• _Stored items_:
★ ★ ★

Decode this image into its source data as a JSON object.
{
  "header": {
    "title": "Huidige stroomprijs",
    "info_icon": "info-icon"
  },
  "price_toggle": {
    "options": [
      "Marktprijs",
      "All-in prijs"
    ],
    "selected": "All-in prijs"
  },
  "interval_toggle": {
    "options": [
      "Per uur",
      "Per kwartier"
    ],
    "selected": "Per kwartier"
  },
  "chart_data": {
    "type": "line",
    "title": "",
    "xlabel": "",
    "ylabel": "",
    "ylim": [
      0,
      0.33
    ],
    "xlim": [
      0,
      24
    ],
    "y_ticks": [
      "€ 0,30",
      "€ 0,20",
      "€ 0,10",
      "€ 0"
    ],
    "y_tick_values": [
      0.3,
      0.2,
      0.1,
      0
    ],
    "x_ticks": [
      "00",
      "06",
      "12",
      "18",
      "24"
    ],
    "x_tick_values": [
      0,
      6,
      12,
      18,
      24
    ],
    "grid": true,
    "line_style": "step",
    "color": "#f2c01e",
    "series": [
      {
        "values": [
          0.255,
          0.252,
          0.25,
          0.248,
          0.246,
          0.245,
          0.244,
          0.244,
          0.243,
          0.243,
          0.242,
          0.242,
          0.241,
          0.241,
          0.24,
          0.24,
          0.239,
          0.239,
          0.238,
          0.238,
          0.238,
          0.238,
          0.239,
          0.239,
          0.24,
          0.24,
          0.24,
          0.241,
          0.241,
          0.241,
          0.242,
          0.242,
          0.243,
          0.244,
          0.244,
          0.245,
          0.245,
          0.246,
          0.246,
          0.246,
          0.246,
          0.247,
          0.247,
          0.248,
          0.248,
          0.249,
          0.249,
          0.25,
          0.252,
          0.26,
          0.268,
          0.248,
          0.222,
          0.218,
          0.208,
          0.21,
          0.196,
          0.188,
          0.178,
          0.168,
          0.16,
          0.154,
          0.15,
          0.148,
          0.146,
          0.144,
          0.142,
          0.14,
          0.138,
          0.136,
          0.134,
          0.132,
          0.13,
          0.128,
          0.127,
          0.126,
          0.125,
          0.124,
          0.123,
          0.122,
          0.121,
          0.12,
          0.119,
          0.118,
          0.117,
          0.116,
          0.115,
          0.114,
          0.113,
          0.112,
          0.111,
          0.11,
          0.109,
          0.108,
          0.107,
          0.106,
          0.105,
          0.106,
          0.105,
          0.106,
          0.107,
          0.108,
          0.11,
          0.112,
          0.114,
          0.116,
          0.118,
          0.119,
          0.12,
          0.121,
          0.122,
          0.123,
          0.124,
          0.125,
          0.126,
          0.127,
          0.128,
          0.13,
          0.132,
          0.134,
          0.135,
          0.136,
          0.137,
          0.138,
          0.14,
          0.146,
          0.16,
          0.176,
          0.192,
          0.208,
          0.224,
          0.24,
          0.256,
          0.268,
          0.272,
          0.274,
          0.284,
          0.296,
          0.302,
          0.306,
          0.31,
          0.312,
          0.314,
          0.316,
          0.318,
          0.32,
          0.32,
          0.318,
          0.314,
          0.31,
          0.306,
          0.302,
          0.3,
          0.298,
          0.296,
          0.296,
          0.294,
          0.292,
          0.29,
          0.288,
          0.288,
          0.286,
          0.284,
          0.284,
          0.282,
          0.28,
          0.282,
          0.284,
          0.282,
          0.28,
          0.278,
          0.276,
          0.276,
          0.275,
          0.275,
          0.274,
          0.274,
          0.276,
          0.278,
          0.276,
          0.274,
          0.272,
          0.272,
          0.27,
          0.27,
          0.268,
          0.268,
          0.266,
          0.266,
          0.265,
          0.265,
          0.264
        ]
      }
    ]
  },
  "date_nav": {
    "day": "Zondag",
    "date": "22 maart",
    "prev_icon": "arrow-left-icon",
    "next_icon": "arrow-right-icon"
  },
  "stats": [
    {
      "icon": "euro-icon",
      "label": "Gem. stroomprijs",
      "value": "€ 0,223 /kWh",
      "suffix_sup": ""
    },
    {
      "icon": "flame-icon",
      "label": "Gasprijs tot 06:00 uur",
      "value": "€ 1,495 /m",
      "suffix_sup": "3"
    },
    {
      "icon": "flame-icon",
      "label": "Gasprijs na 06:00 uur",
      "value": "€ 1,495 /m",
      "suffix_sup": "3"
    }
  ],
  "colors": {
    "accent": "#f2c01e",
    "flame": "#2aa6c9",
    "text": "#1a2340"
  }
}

★ ★ ★

• _TASK TO COMPLETE_:
Every line of the data above should be copied exactly.

• _SOLUTION FOR THIS TASK_:
Decode this image into its source data as a JSON object.
{
  "header": {
    "title": "Huidige stroomprijs",
    "info_icon": "info-icon"
  },
  "price_toggle": {
    "options": [
      "Marktprijs",
      "All-in prijs"
    ],
    "selected": "All-in prijs"
  },
  "interval_toggle": {
    "options": [
      "Per uur",
      "Per kwartier"
    ],
    "selected": "Per kwartier"
  },
  "chart_data": {
    "type": "line",
    "title": "",
    "xlabel": "",
    "ylabel": "",
    "ylim": [
      0,
      0.33
    ],
    "xlim": [
      0,
      24
    ],
    "y_ticks": [
      "€ 0,30",
      "€ 0,20",
      "€ 0,10",
      "€ 0"
    ],
    "y_tick_values": [
      0.3,
      0.2,
      0.1,
      0
    ],
    "x_ticks": [
      "00",
      "06",
      "12",
      "18",
      "24"
    ],
    "x_tick_values": [
      0,
      6,
      12,
      18,
      24
    ],
    "grid": true,
    "line_style": "step",
    "color": "#f2c01e",
    "series": [
      {
        "values": [
          0.255,
          0.252,
          0.25,
          0.248,
          0.246,
          0.245,
          0.244,
          0.244,
          0.243,
          0.243,
          0.242,
          0.242,
          0.241,
          0.241,
          0.24,
          0.24,
          0.239,
          0.239,
          0.238,
          0.238,
          0.238,
          0.238,
          0.239,
          0.239,
          0.24,
          0.24,
          0.24,
          0.241,
          0.241,
          0.241,
          0.242,
          0.242,
          0.243,
          0.244,
          0.244,
          0.245,
          0.245,
          0.246,
          0.246,
          0.246,
          0.246,
          0.247,
          0.247,
          0.248,
          0.248,
          0.249,
          0.249,
          0.25,
          0.252,
          0.26,
          0.268,
          0.248,
          0.222,
          0.218,
          0.208,
          0.21,
          0.196,
          0.188,
          0.178,
          0.168,
          0.16,
          0.154,
          0.15,
          0.148,
          0.146,
          0.144,
          0.142,
          0.14,
          0.138,
          0.136,
          0.134,
          0.132,
          0.13,
          0.128,
          0.127,
          0.126,
          0.125,
          0.124,
          0.123,
          0.122,
          0.121,
          0.12,
          0.119,
          0.118,
          0.117,
          0.116,
          0.115,
          0.114,
          0.113,
          0.112,
          0.111,
          0.11,
          0.109,
          0.108,
          0.107,
          0.106,
          0.105,
          0.106,
          0.105,
          0.106,
          0.107,
          0.108,
          0.11,
          0.112,
          0.114,
          0.116,
          0.118,
          0.119,
          0.12,
          0.121,
          0.122,
          0.123,
          0.124,
          0.125,
          0.126,
          0.127,
          0.128,
          0.13,
          0.132,
          0.134,
          0.135,
          0.136,
          0.137,
          0.138,
          0.14,
          0.146,
          0.16,
          0.176,
          0.192,
          0.208,
          0.224,
          0.24,
          0.256,
          0.268,
          0.272,
          0.274,
          0.284,
          0.296,
          0.302,
          0.306,
          0.31,
          0.312,
          0.314,
          0.316,
          0.318,
          0.32,
          0.32,
          0.318,
          0.314,
          0.31,
          0.306,
          0.302,
          0.3,
          0.298,
          0.296,
          0.296,
          0.294,
          0.292,
          0.29,
          0.288,
          0.288,
          0.286,
          0.284,
          0.284,
          0.282,
          0.28,
          0.282,
          0.284,
          0.282,
          0.28,
          0.278,
          0.276,
          0.276,
          0.275,
          0.275,
          0.274,
          0.274,
          0.276,
          0.278,
          0.276,
          0.274,
          0.272,
          0.272,
          0.27,
          0.27,
          0.268,
          0.268,
          0.266,
          0.266,
          0.265,
          0.265,
          0.264
        ]
      }
    ]
  },
  "date_nav": {
    "day": "Zondag",
    "date": "22 maart",
    "prev_icon": "arrow-left-icon",
    "next_icon": "arrow-right-icon"
  },
  "stats": [
    {
      "icon": "euro-icon",
      "label": "Gem. stroomprijs",
      "value": "€ 0,223 /kWh",
      "suffix_sup": ""
    },
    {
      "icon": "flame-icon",
      "label": "Gasprijs tot 06:00 uur",
      "value": "€ 1,495 /m",
      "suffix_sup": "3"
    },
    {
      "icon": "flame-icon",
      "label": "Gasprijs na 06:00 uur",
      "value": "€ 1,495 /m",
      "suffix_sup": "3"
    }
  ],
  "colors": {
    "accent": "#f2c01e",
    "flame": "#2aa6c9",
    "text": "#1a2340"
  }
}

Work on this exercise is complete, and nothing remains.